Repeat the records in full and exactly, omitting pictures.

-- Start of DATA EXCERPTS --

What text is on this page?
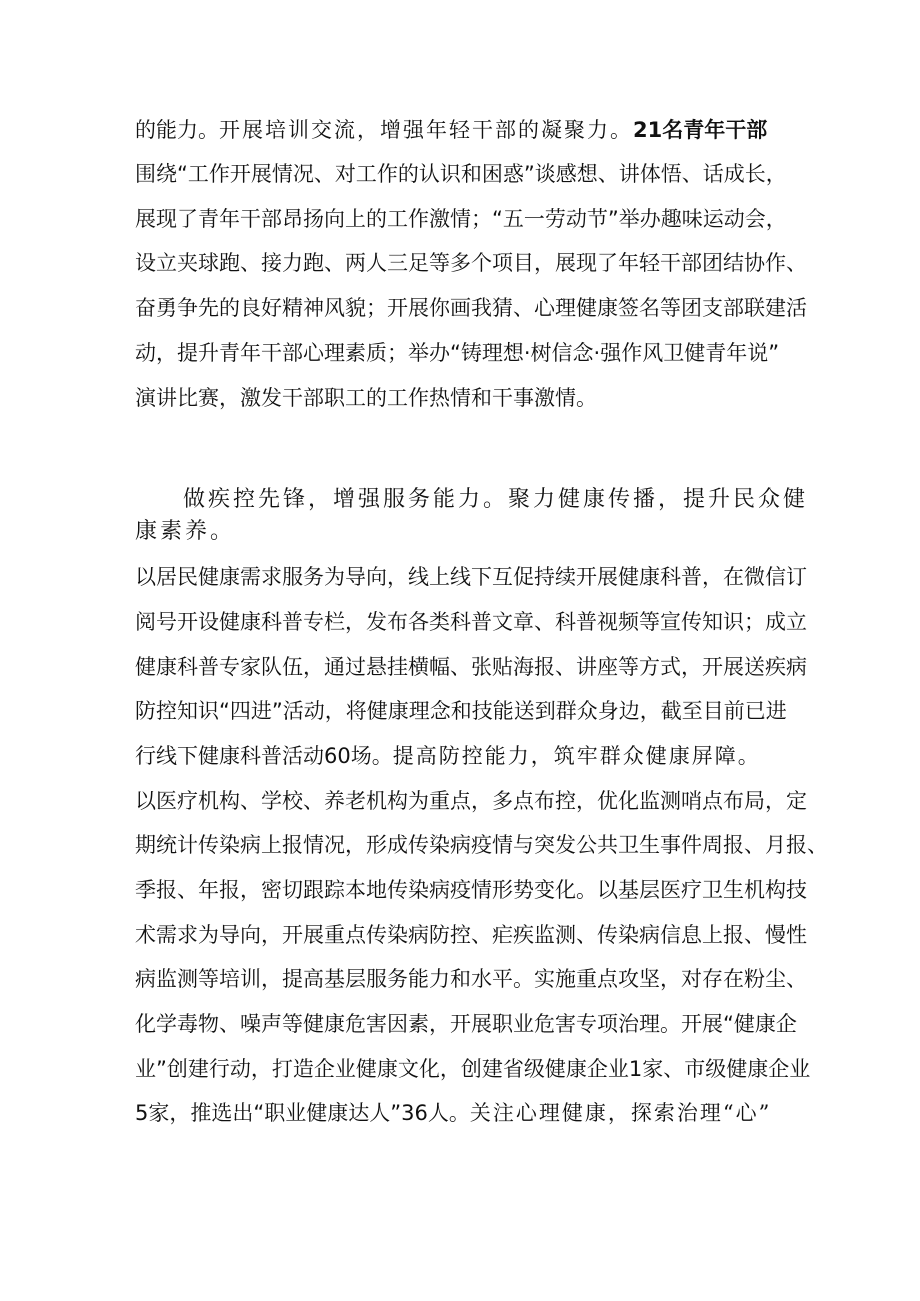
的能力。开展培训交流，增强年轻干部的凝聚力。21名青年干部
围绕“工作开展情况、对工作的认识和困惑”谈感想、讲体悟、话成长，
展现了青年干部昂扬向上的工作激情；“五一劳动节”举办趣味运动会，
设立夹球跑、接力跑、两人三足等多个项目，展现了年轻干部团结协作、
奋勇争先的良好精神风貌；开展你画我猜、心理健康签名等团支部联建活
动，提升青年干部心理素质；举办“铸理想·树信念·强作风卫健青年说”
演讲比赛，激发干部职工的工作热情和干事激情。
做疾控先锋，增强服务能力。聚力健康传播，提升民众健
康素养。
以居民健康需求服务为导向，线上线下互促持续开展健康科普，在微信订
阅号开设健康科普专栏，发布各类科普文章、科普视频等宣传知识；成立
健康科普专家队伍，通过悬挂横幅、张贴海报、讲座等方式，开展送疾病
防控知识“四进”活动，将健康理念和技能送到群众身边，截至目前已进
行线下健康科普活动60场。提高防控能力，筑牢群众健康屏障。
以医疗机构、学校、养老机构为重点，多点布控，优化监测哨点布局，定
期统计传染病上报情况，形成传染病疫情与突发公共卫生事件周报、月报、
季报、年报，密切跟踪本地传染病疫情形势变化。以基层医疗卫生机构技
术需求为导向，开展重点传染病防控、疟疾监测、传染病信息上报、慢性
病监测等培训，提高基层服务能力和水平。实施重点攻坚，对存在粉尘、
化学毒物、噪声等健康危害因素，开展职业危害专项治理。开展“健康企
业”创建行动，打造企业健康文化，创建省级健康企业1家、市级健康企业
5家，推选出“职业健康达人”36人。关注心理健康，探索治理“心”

-- End of DATA EXCERPTS --

» SOLUTION FOR THIS TASK:
What text is on this page?
的能力。开展培训交流，增强年轻干部的凝聚力。21名青年干部
围绕“工作开展情况、对工作的认识和困惑”谈感想、讲体悟、话成长，
展现了青年干部昂扬向上的工作激情；“五一劳动节”举办趣味运动会，
设立夹球跑、接力跑、两人三足等多个项目，展现了年轻干部团结协作、
奋勇争先的良好精神风貌；开展你画我猜、心理健康签名等团支部联建活
动，提升青年干部心理素质；举办“铸理想·树信念·强作风卫健青年说”
演讲比赛，激发干部职工的工作热情和干事激情。
做疾控先锋，增强服务能力。聚力健康传播，提升民众健
康素养。
以居民健康需求服务为导向，线上线下互促持续开展健康科普，在微信订
阅号开设健康科普专栏，发布各类科普文章、科普视频等宣传知识；成立
健康科普专家队伍，通过悬挂横幅、张贴海报、讲座等方式，开展送疾病
防控知识“四进”活动，将健康理念和技能送到群众身边，截至目前已进
行线下健康科普活动60场。提高防控能力，筑牢群众健康屏障。
以医疗机构、学校、养老机构为重点，多点布控，优化监测哨点布局，定
期统计传染病上报情况，形成传染病疫情与突发公共卫生事件周报、月报、
季报、年报，密切跟踪本地传染病疫情形势变化。以基层医疗卫生机构技
术需求为导向，开展重点传染病防控、疟疾监测、传染病信息上报、慢性
病监测等培训，提高基层服务能力和水平。实施重点攻坚，对存在粉尘、
化学毒物、噪声等健康危害因素，开展职业危害专项治理。开展“健康企
业”创建行动，打造企业健康文化，创建省级健康企业1家、市级健康企业
5家，推选出“职业健康达人”36人。关注心理健康，探索治理“心”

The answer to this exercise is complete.